A lot of the mobile apps we create provide an optimized interface on top of raw data retrieved from a distant service.

When that service is constructed with frontends like mobile apps in mind, it’s generally mindful of giving you a nice API so that your implementation can take into account the limitations of the device you are running on (intermittent/slow Internet access, limited screen space, unwillingness of the user to type).

However, it may also be the case that your application is trying to exploit data upon which you have no control: no choice on the format the data is exposed and no friendly medium existing to access them.

This is usually when we enter the field of Web scraping which tries to extract data from human-readable content (like websites) and turn them in machine-readable structures.

Recently in Moyeu, I implemented support for user to visualize their Hubway rental history. For those who don’t know Hubway, it’s the bike sharing system that is in place in the Boston and Cambridge areas.

The company that operates Hubway only provides a website to get this information with its own custom authentication scheme. Below is a screenshot of how it looks like:

To obtain this data in a usable form for my mobile app there were two challenges: emulating Hubway’s authentification workflow and extracting the individual cell content from the raw HTML.

Authentication

The workflow to access your rental history is roughly as follow:

  1. Try to access https://thehubway.com/rentals
  2. If your cookies contain a valid authentication token, show rentals
  3. If not, issue a 302 redirect to https://thehubway/login
  4. User types its credentials and validate
  5. If login is successful, another 302 is generated to redirect user to their member page
  6. Go back to 1

The fact that some of these steps involves network calls and that there are multiple points of failures doesn’t make this an easy task.

Previously in .NET lands, you would probably have devised a solution using WebClient and maybe some Task continuations that would have quickly turned into spaghetti code.

Thankfully with the async/await support that was added to the Xamarin family and the help of the new HttpClient swiss-army knife class in .NET 4.5, this workflow can be very straightforwardly translated into an equivalent imperative algorithm:

public async Task<Rental[]> GetRentals ()

- _REQUIRED WORK_
1. According to the article on scraping Hubway rental history, what is Hubway?
2. In the article on scraping Hubway rental history, shorten the paragraph beginning "When that service is constructed with frontends like mobile apps in mind" while keeping its main facts.
3. Resume the article on scraping Hubway rental history from the point where it stops.

- _SUPPLIED INFORMATION_
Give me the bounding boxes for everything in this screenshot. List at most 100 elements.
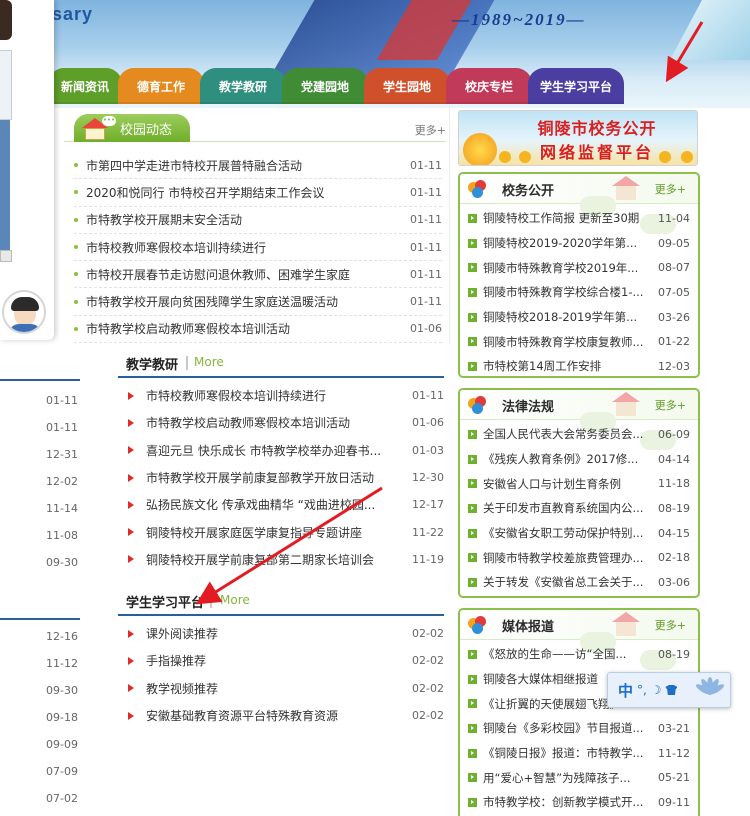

- _SOLVED PROBLEMS_
1. It is the bike sharing system in the Boston and Cambridge areas.

2. A service designed with mobile frontends in mind usually offers a good API. That API lets your implementation account for the device's limits: intermittent or slow Internet access, little screen space, and users' reluctance to type.

3.
{
	bool needsAuth = false;
	client = new HttpClient (new HttpClientHandler {
		AllowAutoRedirect = false, // This allows us to handle Hubway's 302
		CookieContainer = cookies, // Use a durable store for authentication cookies
		UseCookies = true
	});

	// Instead of using a infinite loop, we want to exit early since the problems
	// might be due to a broken website or terrible network conditions
	for (int i = 0; i < 4; i++) {
		try {
			if (needsAuth) {
				var content = new FormUrlEncodedContent (new Dictionary<string, string> {
					{ "username", credentials.Username },
					{ "password", credentials.Password }
				});
				var login = await client.PostAsync (HubwayLoginUrl, content).ConfigureAwait (false);
				if (login.StatusCode == HttpStatusCode.Found)
					needsAuth = false;
				else
					continue;
			}

			var answer = await client.GetStringAsync (rentalsUrl).ConfigureAwait (false);
			return ProcessHtml (answer);
		} catch (HttpRequestException htmlException) {
			/* Unfortunately, HttpRequestException doesn't allow us
			 * to access the original http status code */
			if (!needsAuth)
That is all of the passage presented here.